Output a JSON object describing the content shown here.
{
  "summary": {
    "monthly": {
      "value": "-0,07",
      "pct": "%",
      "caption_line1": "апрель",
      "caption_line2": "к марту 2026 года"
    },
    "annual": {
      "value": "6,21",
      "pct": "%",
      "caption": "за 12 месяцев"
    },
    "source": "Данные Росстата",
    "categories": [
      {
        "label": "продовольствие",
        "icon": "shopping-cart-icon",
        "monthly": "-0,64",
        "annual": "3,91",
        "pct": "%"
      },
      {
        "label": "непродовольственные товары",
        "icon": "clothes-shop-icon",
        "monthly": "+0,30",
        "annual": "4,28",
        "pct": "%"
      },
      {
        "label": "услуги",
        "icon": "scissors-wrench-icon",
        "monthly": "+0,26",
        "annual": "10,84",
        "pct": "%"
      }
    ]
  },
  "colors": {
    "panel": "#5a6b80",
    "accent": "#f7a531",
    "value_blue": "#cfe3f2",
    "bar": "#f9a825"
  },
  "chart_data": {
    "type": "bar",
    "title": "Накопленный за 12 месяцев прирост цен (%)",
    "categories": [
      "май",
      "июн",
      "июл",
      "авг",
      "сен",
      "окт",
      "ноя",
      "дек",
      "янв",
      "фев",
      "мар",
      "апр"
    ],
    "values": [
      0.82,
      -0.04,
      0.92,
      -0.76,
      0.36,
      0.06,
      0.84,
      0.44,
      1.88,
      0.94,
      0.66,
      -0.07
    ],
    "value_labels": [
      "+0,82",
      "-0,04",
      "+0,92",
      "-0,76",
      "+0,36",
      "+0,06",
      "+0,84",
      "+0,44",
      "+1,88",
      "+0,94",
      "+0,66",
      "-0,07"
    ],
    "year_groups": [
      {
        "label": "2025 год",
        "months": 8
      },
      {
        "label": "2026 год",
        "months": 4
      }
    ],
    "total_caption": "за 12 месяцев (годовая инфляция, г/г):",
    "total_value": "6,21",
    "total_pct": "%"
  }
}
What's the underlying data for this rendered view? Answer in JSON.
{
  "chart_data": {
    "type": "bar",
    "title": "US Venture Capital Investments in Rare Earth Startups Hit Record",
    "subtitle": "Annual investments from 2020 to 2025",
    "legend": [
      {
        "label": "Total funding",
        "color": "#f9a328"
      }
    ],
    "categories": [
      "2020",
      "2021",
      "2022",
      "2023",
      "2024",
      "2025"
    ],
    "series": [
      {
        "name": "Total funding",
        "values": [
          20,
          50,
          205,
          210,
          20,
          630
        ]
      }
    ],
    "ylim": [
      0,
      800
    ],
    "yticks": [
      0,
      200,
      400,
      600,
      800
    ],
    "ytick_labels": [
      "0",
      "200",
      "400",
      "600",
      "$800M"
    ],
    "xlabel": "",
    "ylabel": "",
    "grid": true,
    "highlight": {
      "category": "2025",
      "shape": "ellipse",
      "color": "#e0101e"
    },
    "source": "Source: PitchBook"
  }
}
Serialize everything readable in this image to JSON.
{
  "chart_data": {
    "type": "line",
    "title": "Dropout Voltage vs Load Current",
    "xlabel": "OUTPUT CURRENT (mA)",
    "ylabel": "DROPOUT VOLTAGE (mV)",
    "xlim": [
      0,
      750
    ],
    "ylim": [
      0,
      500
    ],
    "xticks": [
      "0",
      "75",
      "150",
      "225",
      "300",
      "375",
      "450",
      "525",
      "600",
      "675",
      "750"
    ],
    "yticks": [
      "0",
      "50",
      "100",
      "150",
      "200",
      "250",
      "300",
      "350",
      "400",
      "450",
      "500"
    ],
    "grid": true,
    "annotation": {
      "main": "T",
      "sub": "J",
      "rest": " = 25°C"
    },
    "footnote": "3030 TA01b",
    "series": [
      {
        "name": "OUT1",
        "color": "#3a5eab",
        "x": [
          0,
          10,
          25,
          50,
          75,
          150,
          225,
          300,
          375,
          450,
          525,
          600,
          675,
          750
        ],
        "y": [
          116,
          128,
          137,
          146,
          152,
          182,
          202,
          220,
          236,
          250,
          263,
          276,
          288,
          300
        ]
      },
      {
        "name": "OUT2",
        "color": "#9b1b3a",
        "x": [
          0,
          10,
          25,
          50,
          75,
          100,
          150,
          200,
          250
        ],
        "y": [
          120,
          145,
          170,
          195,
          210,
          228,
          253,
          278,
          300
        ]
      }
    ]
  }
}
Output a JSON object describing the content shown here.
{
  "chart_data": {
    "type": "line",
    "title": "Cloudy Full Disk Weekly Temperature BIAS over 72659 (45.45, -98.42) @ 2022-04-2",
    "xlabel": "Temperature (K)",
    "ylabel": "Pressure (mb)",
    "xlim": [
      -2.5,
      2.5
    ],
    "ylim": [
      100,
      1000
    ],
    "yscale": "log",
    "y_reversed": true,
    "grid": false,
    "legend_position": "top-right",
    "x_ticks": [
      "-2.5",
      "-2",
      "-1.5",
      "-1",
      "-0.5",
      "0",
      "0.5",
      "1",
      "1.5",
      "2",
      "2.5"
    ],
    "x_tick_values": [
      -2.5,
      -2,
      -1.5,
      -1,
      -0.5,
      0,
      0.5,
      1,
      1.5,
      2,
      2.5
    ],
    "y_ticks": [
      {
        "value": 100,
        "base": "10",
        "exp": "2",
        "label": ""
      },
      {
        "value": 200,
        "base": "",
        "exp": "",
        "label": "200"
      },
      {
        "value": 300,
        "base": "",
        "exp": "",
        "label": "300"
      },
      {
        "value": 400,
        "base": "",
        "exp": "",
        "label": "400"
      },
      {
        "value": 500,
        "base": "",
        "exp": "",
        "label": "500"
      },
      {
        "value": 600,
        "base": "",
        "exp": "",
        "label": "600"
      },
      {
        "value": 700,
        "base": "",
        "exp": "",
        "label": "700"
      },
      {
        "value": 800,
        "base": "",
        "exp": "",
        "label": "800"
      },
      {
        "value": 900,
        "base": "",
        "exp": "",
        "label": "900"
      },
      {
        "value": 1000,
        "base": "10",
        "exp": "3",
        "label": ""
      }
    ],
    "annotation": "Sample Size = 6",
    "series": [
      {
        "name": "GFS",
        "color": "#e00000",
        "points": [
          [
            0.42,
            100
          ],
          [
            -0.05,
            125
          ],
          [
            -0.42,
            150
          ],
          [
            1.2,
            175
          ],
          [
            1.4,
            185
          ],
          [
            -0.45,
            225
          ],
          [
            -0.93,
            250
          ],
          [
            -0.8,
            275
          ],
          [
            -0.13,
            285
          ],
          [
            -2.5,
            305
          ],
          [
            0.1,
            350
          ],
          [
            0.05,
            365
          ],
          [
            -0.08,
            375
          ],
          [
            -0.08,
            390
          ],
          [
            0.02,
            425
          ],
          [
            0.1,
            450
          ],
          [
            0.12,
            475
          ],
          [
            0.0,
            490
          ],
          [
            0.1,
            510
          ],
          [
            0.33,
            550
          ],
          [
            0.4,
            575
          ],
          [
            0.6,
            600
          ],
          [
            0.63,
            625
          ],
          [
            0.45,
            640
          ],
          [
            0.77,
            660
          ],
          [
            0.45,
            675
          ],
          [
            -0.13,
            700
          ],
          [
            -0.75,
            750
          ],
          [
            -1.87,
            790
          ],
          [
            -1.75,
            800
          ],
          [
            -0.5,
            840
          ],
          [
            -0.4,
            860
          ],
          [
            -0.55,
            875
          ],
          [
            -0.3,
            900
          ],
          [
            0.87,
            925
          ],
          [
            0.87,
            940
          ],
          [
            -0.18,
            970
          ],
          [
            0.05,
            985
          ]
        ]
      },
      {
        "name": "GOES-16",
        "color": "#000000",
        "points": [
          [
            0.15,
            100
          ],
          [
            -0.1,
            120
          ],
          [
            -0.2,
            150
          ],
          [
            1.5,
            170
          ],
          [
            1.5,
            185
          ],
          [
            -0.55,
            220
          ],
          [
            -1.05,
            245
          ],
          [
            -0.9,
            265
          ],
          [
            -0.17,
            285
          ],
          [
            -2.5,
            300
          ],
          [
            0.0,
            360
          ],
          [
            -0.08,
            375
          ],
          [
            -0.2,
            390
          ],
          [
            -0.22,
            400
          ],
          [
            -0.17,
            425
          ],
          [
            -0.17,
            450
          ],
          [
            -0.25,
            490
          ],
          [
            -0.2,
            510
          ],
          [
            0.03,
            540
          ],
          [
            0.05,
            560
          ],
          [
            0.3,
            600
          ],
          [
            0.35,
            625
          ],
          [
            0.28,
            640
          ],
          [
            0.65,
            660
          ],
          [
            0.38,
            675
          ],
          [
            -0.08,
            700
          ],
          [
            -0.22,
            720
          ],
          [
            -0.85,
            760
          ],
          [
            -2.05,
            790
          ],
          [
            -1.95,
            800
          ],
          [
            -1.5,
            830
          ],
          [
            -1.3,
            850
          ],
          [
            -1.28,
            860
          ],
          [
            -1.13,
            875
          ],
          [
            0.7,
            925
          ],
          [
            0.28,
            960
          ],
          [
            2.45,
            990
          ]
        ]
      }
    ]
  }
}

# TASK INSTRUCTIONS
Show every line where the string "name" appears.

# EXERCISE SOLUTION
        "name": "Total funding",
        "name": "OUT1",
        "name": "OUT2",
        "name": "GFS",
        "name": "GOES-16",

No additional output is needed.